### Required work
Everything in the listing except the pictures should be written out exactly.
Start of Given data
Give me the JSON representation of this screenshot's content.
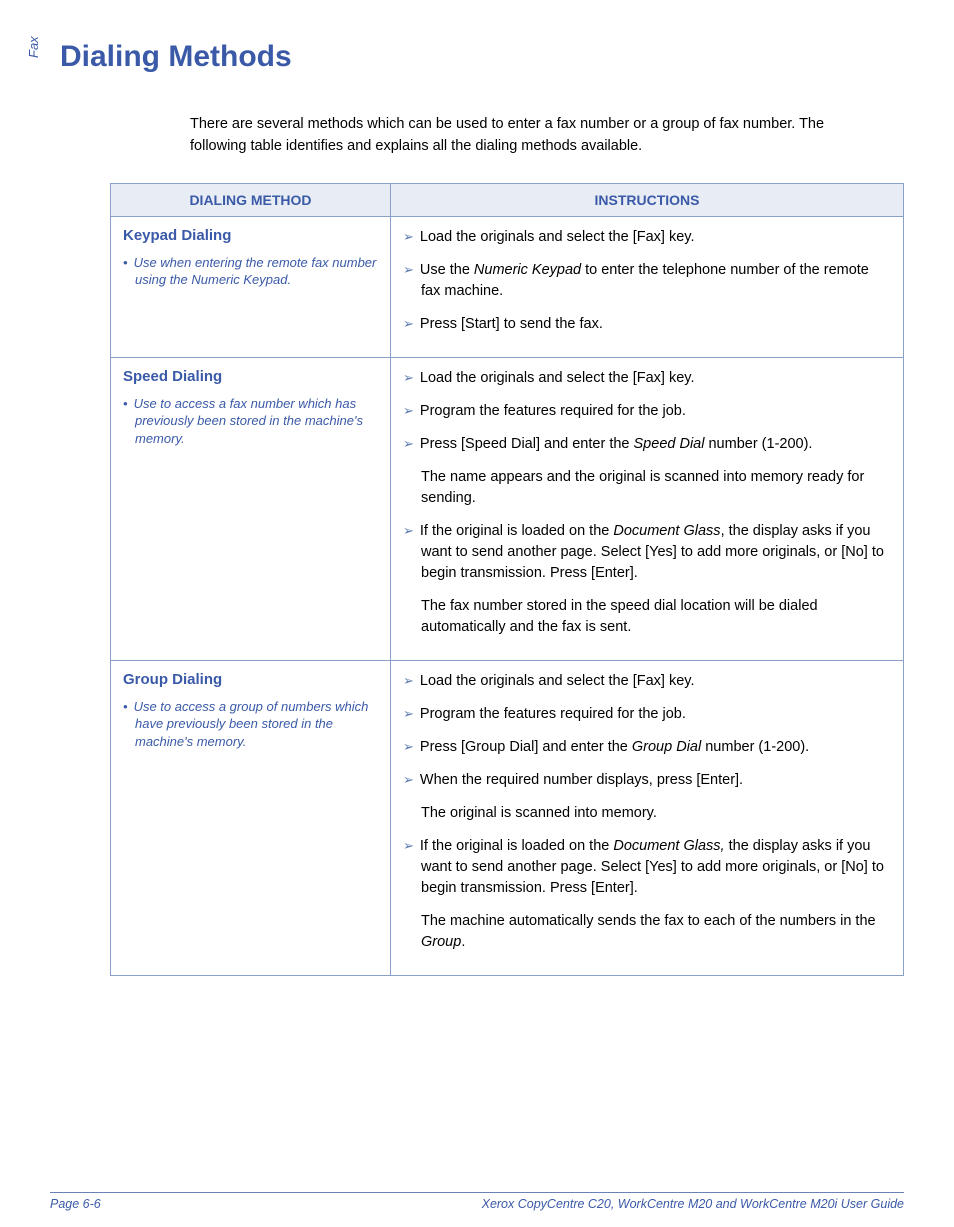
{
  "side_label": "Fax",
  "title": "Dialing Methods",
  "intro": "There are several methods which can be used to enter a fax number or a group of fax number. The following table identifies and explains all the dialing methods available.",
  "headers": {
    "method": "DIALING METHOD",
    "instructions": "INSTRUCTIONS"
  },
  "rows": [
    {
      "method_title": "Keypad Dialing",
      "method_desc": "Use when entering the remote fax number using the Numeric Keypad.",
      "instructions": [
        {
          "type": "bullet",
          "html": "Load the originals and select the [Fax] key."
        },
        {
          "type": "bullet",
          "html": "Use the <em>Numeric Keypad</em> to enter the telephone number of the remote fax machine."
        },
        {
          "type": "bullet",
          "html": "Press [Start] to send the fax."
        }
      ]
    },
    {
      "method_title": "Speed Dialing",
      "method_desc": "Use to access a fax number which has previously been stored in the machine's memory.",
      "instructions": [
        {
          "type": "bullet",
          "html": "Load the originals and select the [Fax] key."
        },
        {
          "type": "bullet",
          "html": "Program the features required for the job."
        },
        {
          "type": "bullet",
          "html": "Press [Speed Dial] and enter the <em>Speed Dial</em> number (1-200)."
        },
        {
          "type": "plain",
          "html": "The name appears and the original is scanned into memory ready for sending."
        },
        {
          "type": "bullet",
          "html": "If the original is loaded on the <em>Document Glass</em>, the display asks if you want to send another page. Select [Yes] to add more originals, or [No] to begin transmission. Press [Enter]."
        },
        {
          "type": "plain",
          "html": "The fax number stored in the speed dial location will be dialed automatically and the fax is sent."
        }
      ]
    },
    {
      "method_title": "Group Dialing",
      "method_desc": "Use to access a group of numbers which have previously been stored in the machine's memory.",
      "instructions": [
        {
          "type": "bullet",
          "html": "Load the originals and select the [Fax] key."
        },
        {
          "type": "bullet",
          "html": "Program the features required for the job."
        },
        {
          "type": "bullet",
          "html": "Press [Group Dial] and enter the <em>Group Dial</em> number (1-200)."
        },
        {
          "type": "bullet",
          "html": "When the required number displays, press [Enter]."
        },
        {
          "type": "plain",
          "html": "The original is scanned into memory."
        },
        {
          "type": "bullet",
          "html": "If the original is loaded on the <em>Document Glass,</em> the display asks if you want to send another page. Select [Yes] to add more originals, or [No] to begin transmission. Press [Enter]."
        },
        {
          "type": "plain",
          "html": "The machine automatically sends the fax to each of the numbers in the <em>Group</em>."
        }
      ]
    }
  ],
  "footer": {
    "left": "Page 6-6",
    "right": "Xerox CopyCentre C20, WorkCentre M20 and WorkCentre M20i User Guide"
  }
}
End of Given data
### Exercise solution
Give me the JSON representation of this screenshot's content.
{
  "side_label": "Fax",
  "title": "Dialing Methods",
  "intro": "There are several methods which can be used to enter a fax number or a group of fax number. The following table identifies and explains all the dialing methods available.",
  "headers": {
    "method": "DIALING METHOD",
    "instructions": "INSTRUCTIONS"
  },
  "rows": [
    {
      "method_title": "Keypad Dialing",
      "method_desc": "Use when entering the remote fax number using the Numeric Keypad.",
      "instructions": [
        {
          "type": "bullet",
          "html": "Load the originals and select the [Fax] key."
        },
        {
          "type": "bullet",
          "html": "Use the <em>Numeric Keypad</em> to enter the telephone number of the remote fax machine."
        },
        {
          "type": "bullet",
          "html": "Press [Start] to send the fax."
        }
      ]
    },
    {
      "method_title": "Speed Dialing",
      "method_desc": "Use to access a fax number which has previously been stored in the machine's memory.",
      "instructions": [
        {
          "type": "bullet",
          "html": "Load the originals and select the [Fax] key."
        },
        {
          "type": "bullet",
          "html": "Program the features required for the job."
        },
        {
          "type": "bullet",
          "html": "Press [Speed Dial] and enter the <em>Speed Dial</em> number (1-200)."
        },
        {
          "type": "plain",
          "html": "The name appears and the original is scanned into memory ready for sending."
        },
        {
          "type": "bullet",
          "html": "If the original is loaded on the <em>Document Glass</em>, the display asks if you want to send another page. Select [Yes] to add more originals, or [No] to begin transmission. Press [Enter]."
        },
        {
          "type": "plain",
          "html": "The fax number stored in the speed dial location will be dialed automatically and the fax is sent."
        }
      ]
    },
    {
      "method_title": "Group Dialing",
      "method_desc": "Use to access a group of numbers which have previously been stored in the machine's memory.",
      "instructions": [
        {
          "type": "bullet",
          "html": "Load the originals and select the [Fax] key."
        },
        {
          "type": "bullet",
          "html": "Program the features required for the job."
        },
        {
          "type": "bullet",
          "html": "Press [Group Dial] and enter the <em>Group Dial</em> number (1-200)."
        },
        {
          "type": "bullet",
          "html": "When the required number displays, press [Enter]."
        },
        {
          "type": "plain",
          "html": "The original is scanned into memory."
        },
        {
          "type": "bullet",
          "html": "If the original is loaded on the <em>Document Glass,</em> the display asks if you want to send another page. Select [Yes] to add more originals, or [No] to begin transmission. Press [Enter]."
        },
        {
          "type": "plain",
          "html": "The machine automatically sends the fax to each of the numbers in the <em>Group</em>."
        }
      ]
    }
  ],
  "footer": {
    "left": "Page 6-6",
    "right": "Xerox CopyCentre C20, WorkCentre M20 and WorkCentre M20i User Guide"
  }
}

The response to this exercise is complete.